__Directions__
Show only lines that include "color".

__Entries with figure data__
----

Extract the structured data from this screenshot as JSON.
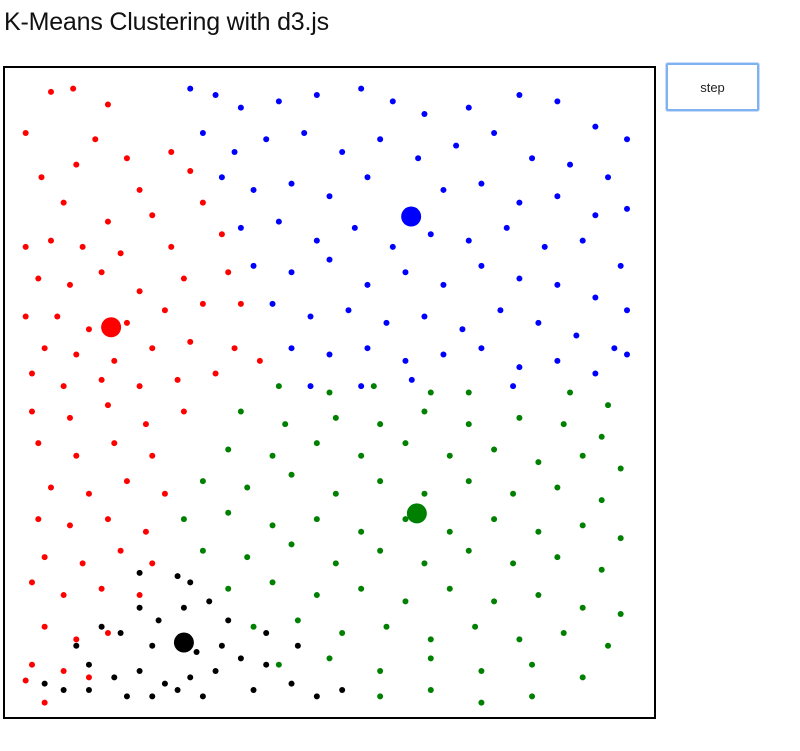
{
  "page": {
    "title": "K-Means Clustering with d3.js"
  },
  "controls": {
    "step_label": "step"
  },
  "chart_data": {
    "type": "scatter",
    "title": "",
    "xlabel": "",
    "ylabel": "",
    "xlim": [
      0,
      1
    ],
    "ylim": [
      0,
      1
    ],
    "grid": false,
    "legend": "none",
    "clusters": [
      {
        "color": "#ff0000",
        "centroid": [
          0.155,
          0.397
        ],
        "points": [
          [
            0.06,
            0.025
          ],
          [
            0.095,
            0.02
          ],
          [
            0.15,
            0.045
          ],
          [
            0.02,
            0.09
          ],
          [
            0.13,
            0.1
          ],
          [
            0.18,
            0.13
          ],
          [
            0.25,
            0.12
          ],
          [
            0.28,
            0.15
          ],
          [
            0.045,
            0.16
          ],
          [
            0.1,
            0.14
          ],
          [
            0.2,
            0.18
          ],
          [
            0.08,
            0.2
          ],
          [
            0.15,
            0.23
          ],
          [
            0.22,
            0.22
          ],
          [
            0.3,
            0.2
          ],
          [
            0.02,
            0.27
          ],
          [
            0.06,
            0.26
          ],
          [
            0.11,
            0.27
          ],
          [
            0.17,
            0.28
          ],
          [
            0.25,
            0.27
          ],
          [
            0.33,
            0.25
          ],
          [
            0.04,
            0.32
          ],
          [
            0.09,
            0.33
          ],
          [
            0.14,
            0.31
          ],
          [
            0.2,
            0.34
          ],
          [
            0.27,
            0.32
          ],
          [
            0.34,
            0.31
          ],
          [
            0.02,
            0.38
          ],
          [
            0.07,
            0.38
          ],
          [
            0.12,
            0.4
          ],
          [
            0.18,
            0.39
          ],
          [
            0.24,
            0.37
          ],
          [
            0.3,
            0.36
          ],
          [
            0.36,
            0.36
          ],
          [
            0.05,
            0.43
          ],
          [
            0.1,
            0.44
          ],
          [
            0.16,
            0.45
          ],
          [
            0.22,
            0.43
          ],
          [
            0.28,
            0.42
          ],
          [
            0.35,
            0.43
          ],
          [
            0.39,
            0.45
          ],
          [
            0.03,
            0.47
          ],
          [
            0.08,
            0.49
          ],
          [
            0.14,
            0.48
          ],
          [
            0.2,
            0.49
          ],
          [
            0.26,
            0.48
          ],
          [
            0.32,
            0.47
          ],
          [
            0.03,
            0.53
          ],
          [
            0.09,
            0.54
          ],
          [
            0.15,
            0.52
          ],
          [
            0.21,
            0.55
          ],
          [
            0.27,
            0.53
          ],
          [
            0.04,
            0.58
          ],
          [
            0.1,
            0.6
          ],
          [
            0.16,
            0.58
          ],
          [
            0.22,
            0.6
          ],
          [
            0.06,
            0.65
          ],
          [
            0.12,
            0.66
          ],
          [
            0.18,
            0.64
          ],
          [
            0.24,
            0.66
          ],
          [
            0.04,
            0.7
          ],
          [
            0.09,
            0.71
          ],
          [
            0.15,
            0.7
          ],
          [
            0.21,
            0.72
          ],
          [
            0.05,
            0.76
          ],
          [
            0.11,
            0.77
          ],
          [
            0.17,
            0.75
          ],
          [
            0.22,
            0.77
          ],
          [
            0.03,
            0.8
          ],
          [
            0.08,
            0.82
          ],
          [
            0.14,
            0.81
          ],
          [
            0.2,
            0.82
          ],
          [
            0.05,
            0.87
          ],
          [
            0.1,
            0.89
          ],
          [
            0.15,
            0.88
          ],
          [
            0.03,
            0.93
          ],
          [
            0.08,
            0.94
          ],
          [
            0.12,
            0.95
          ],
          [
            0.05,
            0.99
          ],
          [
            0.02,
            0.955
          ]
        ]
      },
      {
        "color": "#0000ff",
        "centroid": [
          0.629,
          0.222
        ],
        "points": [
          [
            0.28,
            0.02
          ],
          [
            0.32,
            0.03
          ],
          [
            0.36,
            0.05
          ],
          [
            0.42,
            0.04
          ],
          [
            0.48,
            0.03
          ],
          [
            0.55,
            0.02
          ],
          [
            0.6,
            0.04
          ],
          [
            0.65,
            0.06
          ],
          [
            0.72,
            0.05
          ],
          [
            0.8,
            0.03
          ],
          [
            0.86,
            0.04
          ],
          [
            0.92,
            0.08
          ],
          [
            0.97,
            0.1
          ],
          [
            0.3,
            0.09
          ],
          [
            0.35,
            0.12
          ],
          [
            0.4,
            0.1
          ],
          [
            0.46,
            0.09
          ],
          [
            0.52,
            0.12
          ],
          [
            0.58,
            0.1
          ],
          [
            0.64,
            0.13
          ],
          [
            0.7,
            0.11
          ],
          [
            0.76,
            0.09
          ],
          [
            0.82,
            0.13
          ],
          [
            0.88,
            0.14
          ],
          [
            0.94,
            0.16
          ],
          [
            0.33,
            0.16
          ],
          [
            0.38,
            0.18
          ],
          [
            0.44,
            0.17
          ],
          [
            0.5,
            0.19
          ],
          [
            0.56,
            0.16
          ],
          [
            0.68,
            0.18
          ],
          [
            0.74,
            0.17
          ],
          [
            0.8,
            0.2
          ],
          [
            0.86,
            0.19
          ],
          [
            0.92,
            0.22
          ],
          [
            0.97,
            0.21
          ],
          [
            0.36,
            0.24
          ],
          [
            0.42,
            0.23
          ],
          [
            0.48,
            0.26
          ],
          [
            0.54,
            0.24
          ],
          [
            0.6,
            0.27
          ],
          [
            0.66,
            0.25
          ],
          [
            0.72,
            0.26
          ],
          [
            0.78,
            0.24
          ],
          [
            0.84,
            0.27
          ],
          [
            0.9,
            0.26
          ],
          [
            0.96,
            0.3
          ],
          [
            0.38,
            0.3
          ],
          [
            0.44,
            0.31
          ],
          [
            0.5,
            0.29
          ],
          [
            0.56,
            0.33
          ],
          [
            0.62,
            0.31
          ],
          [
            0.68,
            0.33
          ],
          [
            0.74,
            0.3
          ],
          [
            0.8,
            0.32
          ],
          [
            0.86,
            0.33
          ],
          [
            0.92,
            0.35
          ],
          [
            0.97,
            0.37
          ],
          [
            0.41,
            0.36
          ],
          [
            0.47,
            0.38
          ],
          [
            0.53,
            0.37
          ],
          [
            0.59,
            0.39
          ],
          [
            0.65,
            0.38
          ],
          [
            0.71,
            0.4
          ],
          [
            0.77,
            0.37
          ],
          [
            0.83,
            0.39
          ],
          [
            0.89,
            0.41
          ],
          [
            0.95,
            0.43
          ],
          [
            0.44,
            0.43
          ],
          [
            0.5,
            0.44
          ],
          [
            0.56,
            0.43
          ],
          [
            0.62,
            0.45
          ],
          [
            0.68,
            0.44
          ],
          [
            0.74,
            0.43
          ],
          [
            0.8,
            0.46
          ],
          [
            0.86,
            0.45
          ],
          [
            0.92,
            0.47
          ],
          [
            0.97,
            0.44
          ],
          [
            0.47,
            0.49
          ],
          [
            0.55,
            0.49
          ],
          [
            0.63,
            0.48
          ],
          [
            0.79,
            0.49
          ]
        ]
      },
      {
        "color": "#008000",
        "centroid": [
          0.638,
          0.691
        ],
        "points": [
          [
            0.42,
            0.49
          ],
          [
            0.5,
            0.5
          ],
          [
            0.57,
            0.49
          ],
          [
            0.66,
            0.5
          ],
          [
            0.72,
            0.5
          ],
          [
            0.88,
            0.5
          ],
          [
            0.94,
            0.52
          ],
          [
            0.36,
            0.53
          ],
          [
            0.43,
            0.55
          ],
          [
            0.51,
            0.54
          ],
          [
            0.58,
            0.55
          ],
          [
            0.65,
            0.53
          ],
          [
            0.72,
            0.55
          ],
          [
            0.8,
            0.54
          ],
          [
            0.87,
            0.55
          ],
          [
            0.93,
            0.57
          ],
          [
            0.34,
            0.59
          ],
          [
            0.41,
            0.6
          ],
          [
            0.48,
            0.58
          ],
          [
            0.55,
            0.6
          ],
          [
            0.62,
            0.58
          ],
          [
            0.69,
            0.6
          ],
          [
            0.76,
            0.59
          ],
          [
            0.83,
            0.61
          ],
          [
            0.9,
            0.6
          ],
          [
            0.96,
            0.62
          ],
          [
            0.3,
            0.64
          ],
          [
            0.37,
            0.65
          ],
          [
            0.44,
            0.63
          ],
          [
            0.51,
            0.66
          ],
          [
            0.58,
            0.64
          ],
          [
            0.65,
            0.66
          ],
          [
            0.72,
            0.64
          ],
          [
            0.79,
            0.66
          ],
          [
            0.86,
            0.65
          ],
          [
            0.93,
            0.67
          ],
          [
            0.27,
            0.7
          ],
          [
            0.34,
            0.69
          ],
          [
            0.41,
            0.71
          ],
          [
            0.48,
            0.7
          ],
          [
            0.55,
            0.72
          ],
          [
            0.62,
            0.7
          ],
          [
            0.69,
            0.72
          ],
          [
            0.76,
            0.7
          ],
          [
            0.83,
            0.72
          ],
          [
            0.9,
            0.71
          ],
          [
            0.96,
            0.73
          ],
          [
            0.3,
            0.75
          ],
          [
            0.37,
            0.76
          ],
          [
            0.44,
            0.74
          ],
          [
            0.51,
            0.77
          ],
          [
            0.58,
            0.75
          ],
          [
            0.65,
            0.77
          ],
          [
            0.72,
            0.75
          ],
          [
            0.79,
            0.77
          ],
          [
            0.86,
            0.76
          ],
          [
            0.93,
            0.78
          ],
          [
            0.34,
            0.81
          ],
          [
            0.41,
            0.8
          ],
          [
            0.48,
            0.82
          ],
          [
            0.55,
            0.81
          ],
          [
            0.62,
            0.83
          ],
          [
            0.69,
            0.81
          ],
          [
            0.76,
            0.83
          ],
          [
            0.83,
            0.82
          ],
          [
            0.9,
            0.84
          ],
          [
            0.96,
            0.85
          ],
          [
            0.38,
            0.87
          ],
          [
            0.45,
            0.86
          ],
          [
            0.52,
            0.88
          ],
          [
            0.59,
            0.87
          ],
          [
            0.66,
            0.89
          ],
          [
            0.73,
            0.87
          ],
          [
            0.8,
            0.89
          ],
          [
            0.87,
            0.88
          ],
          [
            0.94,
            0.9
          ],
          [
            0.42,
            0.93
          ],
          [
            0.5,
            0.92
          ],
          [
            0.58,
            0.94
          ],
          [
            0.66,
            0.92
          ],
          [
            0.74,
            0.94
          ],
          [
            0.82,
            0.93
          ],
          [
            0.9,
            0.95
          ],
          [
            0.58,
            0.98
          ],
          [
            0.66,
            0.97
          ],
          [
            0.74,
            0.99
          ],
          [
            0.82,
            0.98
          ]
        ]
      },
      {
        "color": "#000000",
        "centroid": [
          0.27,
          0.895
        ],
        "points": [
          [
            0.2,
            0.785
          ],
          [
            0.26,
            0.79
          ],
          [
            0.28,
            0.8
          ],
          [
            0.31,
            0.83
          ],
          [
            0.2,
            0.84
          ],
          [
            0.14,
            0.87
          ],
          [
            0.17,
            0.88
          ],
          [
            0.22,
            0.9
          ],
          [
            0.29,
            0.91
          ],
          [
            0.33,
            0.9
          ],
          [
            0.1,
            0.9
          ],
          [
            0.12,
            0.93
          ],
          [
            0.16,
            0.95
          ],
          [
            0.2,
            0.94
          ],
          [
            0.24,
            0.96
          ],
          [
            0.28,
            0.95
          ],
          [
            0.32,
            0.94
          ],
          [
            0.36,
            0.92
          ],
          [
            0.4,
            0.93
          ],
          [
            0.05,
            0.96
          ],
          [
            0.08,
            0.97
          ],
          [
            0.12,
            0.97
          ],
          [
            0.18,
            0.98
          ],
          [
            0.22,
            0.98
          ],
          [
            0.26,
            0.97
          ],
          [
            0.3,
            0.98
          ],
          [
            0.38,
            0.97
          ],
          [
            0.44,
            0.96
          ],
          [
            0.48,
            0.98
          ],
          [
            0.52,
            0.97
          ],
          [
            0.4,
            0.88
          ],
          [
            0.45,
            0.9
          ],
          [
            0.34,
            0.86
          ],
          [
            0.23,
            0.86
          ],
          [
            0.27,
            0.84
          ]
        ]
      }
    ]
  }
}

----

__Exercise solution__
        "color": "#ff0000",
        "color": "#0000ff",
        "color": "#008000",
        "color": "#000000",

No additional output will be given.